## Task
Transcribe the listing that follows in full, omitting pictures.

[START Material shown]

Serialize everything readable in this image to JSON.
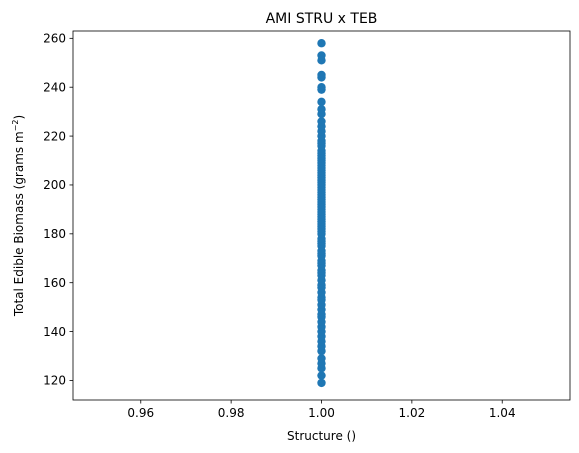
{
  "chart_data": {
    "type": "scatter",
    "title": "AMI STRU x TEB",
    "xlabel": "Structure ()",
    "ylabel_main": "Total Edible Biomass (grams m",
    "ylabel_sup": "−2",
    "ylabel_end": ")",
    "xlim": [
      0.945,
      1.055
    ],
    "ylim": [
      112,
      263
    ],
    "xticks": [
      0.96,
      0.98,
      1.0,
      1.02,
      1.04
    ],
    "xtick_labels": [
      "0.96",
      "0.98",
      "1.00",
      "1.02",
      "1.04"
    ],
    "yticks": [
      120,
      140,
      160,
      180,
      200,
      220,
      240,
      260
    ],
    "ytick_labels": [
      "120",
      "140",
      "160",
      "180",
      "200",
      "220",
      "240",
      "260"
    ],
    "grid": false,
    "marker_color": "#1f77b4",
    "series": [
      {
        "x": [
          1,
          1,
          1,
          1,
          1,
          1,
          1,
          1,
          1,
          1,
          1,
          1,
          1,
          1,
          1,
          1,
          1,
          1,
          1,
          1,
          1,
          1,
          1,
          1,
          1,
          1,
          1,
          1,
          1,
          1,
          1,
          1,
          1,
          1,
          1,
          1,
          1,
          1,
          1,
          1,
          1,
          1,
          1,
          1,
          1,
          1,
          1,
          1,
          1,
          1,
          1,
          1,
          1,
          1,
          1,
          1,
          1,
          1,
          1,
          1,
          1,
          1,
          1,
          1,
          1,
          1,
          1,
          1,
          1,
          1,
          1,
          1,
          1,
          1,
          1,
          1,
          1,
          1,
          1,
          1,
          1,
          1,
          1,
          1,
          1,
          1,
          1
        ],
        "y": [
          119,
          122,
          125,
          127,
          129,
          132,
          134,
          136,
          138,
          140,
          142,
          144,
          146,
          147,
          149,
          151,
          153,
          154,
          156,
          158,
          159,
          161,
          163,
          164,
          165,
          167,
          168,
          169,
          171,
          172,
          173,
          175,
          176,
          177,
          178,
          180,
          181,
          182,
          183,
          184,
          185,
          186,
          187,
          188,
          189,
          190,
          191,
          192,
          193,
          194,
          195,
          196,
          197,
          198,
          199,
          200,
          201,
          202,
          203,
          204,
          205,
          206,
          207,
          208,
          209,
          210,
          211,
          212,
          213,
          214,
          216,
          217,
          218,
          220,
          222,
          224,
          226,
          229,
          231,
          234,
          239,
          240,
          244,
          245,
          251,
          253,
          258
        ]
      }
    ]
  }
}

[END Material shown]

## Exercise result
Serialize everything readable in this image to JSON.
{
  "chart_data": {
    "type": "scatter",
    "title": "AMI STRU x TEB",
    "xlabel": "Structure ()",
    "ylabel_main": "Total Edible Biomass (grams m",
    "ylabel_sup": "−2",
    "ylabel_end": ")",
    "xlim": [
      0.945,
      1.055
    ],
    "ylim": [
      112,
      263
    ],
    "xticks": [
      0.96,
      0.98,
      1.0,
      1.02,
      1.04
    ],
    "xtick_labels": [
      "0.96",
      "0.98",
      "1.00",
      "1.02",
      "1.04"
    ],
    "yticks": [
      120,
      140,
      160,
      180,
      200,
      220,
      240,
      260
    ],
    "ytick_labels": [
      "120",
      "140",
      "160",
      "180",
      "200",
      "220",
      "240",
      "260"
    ],
    "grid": false,
    "marker_color": "#1f77b4",
    "series": [
      {
        "x": [
          1,
          1,
          1,
          1,
          1,
          1,
          1,
          1,
          1,
          1,
          1,
          1,
          1,
          1,
          1,
          1,
          1,
          1,
          1,
          1,
          1,
          1,
          1,
          1,
          1,
          1,
          1,
          1,
          1,
          1,
          1,
          1,
          1,
          1,
          1,
          1,
          1,
          1,
          1,
          1,
          1,
          1,
          1,
          1,
          1,
          1,
          1,
          1,
          1,
          1,
          1,
          1,
          1,
          1,
          1,
          1,
          1,
          1,
          1,
          1,
          1,
          1,
          1,
          1,
          1,
          1,
          1,
          1,
          1,
          1,
          1,
          1,
          1,
          1,
          1,
          1,
          1,
          1,
          1,
          1,
          1,
          1,
          1,
          1,
          1,
          1,
          1
        ],
        "y": [
          119,
          122,
          125,
          127,
          129,
          132,
          134,
          136,
          138,
          140,
          142,
          144,
          146,
          147,
          149,
          151,
          153,
          154,
          156,
          158,
          159,
          161,
          163,
          164,
          165,
          167,
          168,
          169,
          171,
          172,
          173,
          175,
          176,
          177,
          178,
          180,
          181,
          182,
          183,
          184,
          185,
          186,
          187,
          188,
          189,
          190,
          191,
          192,
          193,
          194,
          195,
          196,
          197,
          198,
          199,
          200,
          201,
          202,
          203,
          204,
          205,
          206,
          207,
          208,
          209,
          210,
          211,
          212,
          213,
          214,
          216,
          217,
          218,
          220,
          222,
          224,
          226,
          229,
          231,
          234,
          239,
          240,
          244,
          245,
          251,
          253,
          258
        ]
      }
    ]
  }
}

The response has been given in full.